§ **AVAILABLE RECORDS**
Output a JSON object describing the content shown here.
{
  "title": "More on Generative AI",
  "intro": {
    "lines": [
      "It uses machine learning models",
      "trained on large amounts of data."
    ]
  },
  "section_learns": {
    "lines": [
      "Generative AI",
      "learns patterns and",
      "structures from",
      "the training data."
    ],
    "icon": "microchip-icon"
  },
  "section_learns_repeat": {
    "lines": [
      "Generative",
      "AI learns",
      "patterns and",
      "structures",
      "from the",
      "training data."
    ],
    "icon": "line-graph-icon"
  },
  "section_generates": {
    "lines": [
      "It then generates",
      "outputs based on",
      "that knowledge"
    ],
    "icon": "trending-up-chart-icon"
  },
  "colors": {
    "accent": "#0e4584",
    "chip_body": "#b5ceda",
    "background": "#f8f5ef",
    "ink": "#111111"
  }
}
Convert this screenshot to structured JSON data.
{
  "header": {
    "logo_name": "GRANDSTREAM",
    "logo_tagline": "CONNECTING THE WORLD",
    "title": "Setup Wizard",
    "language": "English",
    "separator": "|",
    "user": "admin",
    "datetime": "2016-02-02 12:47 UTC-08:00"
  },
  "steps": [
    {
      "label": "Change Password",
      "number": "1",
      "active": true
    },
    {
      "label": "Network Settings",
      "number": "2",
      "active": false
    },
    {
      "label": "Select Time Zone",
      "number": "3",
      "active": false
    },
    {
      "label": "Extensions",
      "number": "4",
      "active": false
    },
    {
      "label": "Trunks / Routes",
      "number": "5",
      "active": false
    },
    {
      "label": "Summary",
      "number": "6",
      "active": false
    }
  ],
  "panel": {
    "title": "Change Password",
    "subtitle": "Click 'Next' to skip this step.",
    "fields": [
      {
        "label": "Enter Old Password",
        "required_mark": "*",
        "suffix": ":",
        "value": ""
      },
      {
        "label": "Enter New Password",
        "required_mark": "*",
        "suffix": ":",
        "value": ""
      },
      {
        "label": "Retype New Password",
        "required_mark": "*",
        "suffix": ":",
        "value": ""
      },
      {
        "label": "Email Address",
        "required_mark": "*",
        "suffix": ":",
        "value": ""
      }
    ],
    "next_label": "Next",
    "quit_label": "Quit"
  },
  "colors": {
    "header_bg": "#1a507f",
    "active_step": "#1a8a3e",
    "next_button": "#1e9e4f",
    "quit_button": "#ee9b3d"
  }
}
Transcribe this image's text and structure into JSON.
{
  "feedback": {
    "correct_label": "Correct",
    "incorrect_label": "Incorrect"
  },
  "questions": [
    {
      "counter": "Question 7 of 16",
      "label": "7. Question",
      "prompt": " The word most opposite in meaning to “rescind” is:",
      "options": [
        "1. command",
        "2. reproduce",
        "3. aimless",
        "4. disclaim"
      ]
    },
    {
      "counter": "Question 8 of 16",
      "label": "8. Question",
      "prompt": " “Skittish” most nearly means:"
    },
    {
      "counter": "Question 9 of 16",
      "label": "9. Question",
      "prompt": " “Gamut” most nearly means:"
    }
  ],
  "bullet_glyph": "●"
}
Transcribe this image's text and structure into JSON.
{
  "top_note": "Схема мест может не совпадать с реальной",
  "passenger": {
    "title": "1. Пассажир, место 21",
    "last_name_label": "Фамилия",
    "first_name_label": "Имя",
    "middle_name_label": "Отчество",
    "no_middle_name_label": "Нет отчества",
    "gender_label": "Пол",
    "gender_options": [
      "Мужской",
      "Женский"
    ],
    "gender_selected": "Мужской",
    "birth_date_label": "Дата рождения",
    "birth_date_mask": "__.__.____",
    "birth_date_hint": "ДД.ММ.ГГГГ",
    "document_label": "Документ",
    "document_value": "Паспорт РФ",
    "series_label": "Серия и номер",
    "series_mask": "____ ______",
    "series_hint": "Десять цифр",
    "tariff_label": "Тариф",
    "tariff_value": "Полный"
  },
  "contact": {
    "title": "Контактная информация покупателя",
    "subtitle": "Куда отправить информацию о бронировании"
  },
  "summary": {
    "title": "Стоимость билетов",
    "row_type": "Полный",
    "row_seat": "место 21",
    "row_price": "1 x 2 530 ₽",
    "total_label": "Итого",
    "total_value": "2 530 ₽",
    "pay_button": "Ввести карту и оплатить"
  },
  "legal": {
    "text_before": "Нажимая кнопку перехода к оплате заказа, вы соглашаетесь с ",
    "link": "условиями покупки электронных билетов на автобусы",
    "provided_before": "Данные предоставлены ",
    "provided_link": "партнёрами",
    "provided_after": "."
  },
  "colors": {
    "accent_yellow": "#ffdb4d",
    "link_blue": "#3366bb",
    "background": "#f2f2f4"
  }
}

§ **REQUIREMENT**
Return the entries above exactly, each one complete.

§ **SOLUTION**
Output a JSON object describing the content shown here.
{
  "title": "More on Generative AI",
  "intro": {
    "lines": [
      "It uses machine learning models",
      "trained on large amounts of data."
    ]
  },
  "section_learns": {
    "lines": [
      "Generative AI",
      "learns patterns and",
      "structures from",
      "the training data."
    ],
    "icon": "microchip-icon"
  },
  "section_learns_repeat": {
    "lines": [
      "Generative",
      "AI learns",
      "patterns and",
      "structures",
      "from the",
      "training data."
    ],
    "icon": "line-graph-icon"
  },
  "section_generates": {
    "lines": [
      "It then generates",
      "outputs based on",
      "that knowledge"
    ],
    "icon": "trending-up-chart-icon"
  },
  "colors": {
    "accent": "#0e4584",
    "chip_body": "#b5ceda",
    "background": "#f8f5ef",
    "ink": "#111111"
  }
}
Convert this screenshot to structured JSON data.
{
  "header": {
    "logo_name": "GRANDSTREAM",
    "logo_tagline": "CONNECTING THE WORLD",
    "title": "Setup Wizard",
    "language": "English",
    "separator": "|",
    "user": "admin",
    "datetime": "2016-02-02 12:47 UTC-08:00"
  },
  "steps": [
    {
      "label": "Change Password",
      "number": "1",
      "active": true
    },
    {
      "label": "Network Settings",
      "number": "2",
      "active": false
    },
    {
      "label": "Select Time Zone",
      "number": "3",
      "active": false
    },
    {
      "label": "Extensions",
      "number": "4",
      "active": false
    },
    {
      "label": "Trunks / Routes",
      "number": "5",
      "active": false
    },
    {
      "label": "Summary",
      "number": "6",
      "active": false
    }
  ],
  "panel": {
    "title": "Change Password",
    "subtitle": "Click 'Next' to skip this step.",
    "fields": [
      {
        "label": "Enter Old Password",
        "required_mark": "*",
        "suffix": ":",
        "value": ""
      },
      {
        "label": "Enter New Password",
        "required_mark": "*",
        "suffix": ":",
        "value": ""
      },
      {
        "label": "Retype New Password",
        "required_mark": "*",
        "suffix": ":",
        "value": ""
      },
      {
        "label": "Email Address",
        "required_mark": "*",
        "suffix": ":",
        "value": ""
      }
    ],
    "next_label": "Next",
    "quit_label": "Quit"
  },
  "colors": {
    "header_bg": "#1a507f",
    "active_step": "#1a8a3e",
    "next_button": "#1e9e4f",
    "quit_button": "#ee9b3d"
  }
}
Transcribe this image's text and structure into JSON.
{
  "feedback": {
    "correct_label": "Correct",
    "incorrect_label": "Incorrect"
  },
  "questions": [
    {
      "counter": "Question 7 of 16",
      "label": "7. Question",
      "prompt": " The word most opposite in meaning to “rescind” is:",
      "options": [
        "1. command",
        "2. reproduce",
        "3. aimless",
        "4. disclaim"
      ]
    },
    {
      "counter": "Question 8 of 16",
      "label": "8. Question",
      "prompt": " “Skittish” most nearly means:"
    },
    {
      "counter": "Question 9 of 16",
      "label": "9. Question",
      "prompt": " “Gamut” most nearly means:"
    }
  ],
  "bullet_glyph": "●"
}
Transcribe this image's text and structure into JSON.
{
  "top_note": "Схема мест может не совпадать с реальной",
  "passenger": {
    "title": "1. Пассажир, место 21",
    "last_name_label": "Фамилия",
    "first_name_label": "Имя",
    "middle_name_label": "Отчество",
    "no_middle_name_label": "Нет отчества",
    "gender_label": "Пол",
    "gender_options": [
      "Мужской",
      "Женский"
    ],
    "gender_selected": "Мужской",
    "birth_date_label": "Дата рождения",
    "birth_date_mask": "__.__.____",
    "birth_date_hint": "ДД.ММ.ГГГГ",
    "document_label": "Документ",
    "document_value": "Паспорт РФ",
    "series_label": "Серия и номер",
    "series_mask": "____ ______",
    "series_hint": "Десять цифр",
    "tariff_label": "Тариф",
    "tariff_value": "Полный"
  },
  "contact": {
    "title": "Контактная информация покупателя",
    "subtitle": "Куда отправить информацию о бронировании"
  },
  "summary": {
    "title": "Стоимость билетов",
    "row_type": "Полный",
    "row_seat": "место 21",
    "row_price": "1 x 2 530 ₽",
    "total_label": "Итого",
    "total_value": "2 530 ₽",
    "pay_button": "Ввести карту и оплатить"
  },
  "legal": {
    "text_before": "Нажимая кнопку перехода к оплате заказа, вы соглашаетесь с ",
    "link": "условиями покупки электронных билетов на автобусы",
    "provided_before": "Данные предоставлены ",
    "provided_link": "партнёрами",
    "provided_after": "."
  },
  "colors": {
    "accent_yellow": "#ffdb4d",
    "link_blue": "#3366bb",
    "background": "#f2f2f4"
  }
}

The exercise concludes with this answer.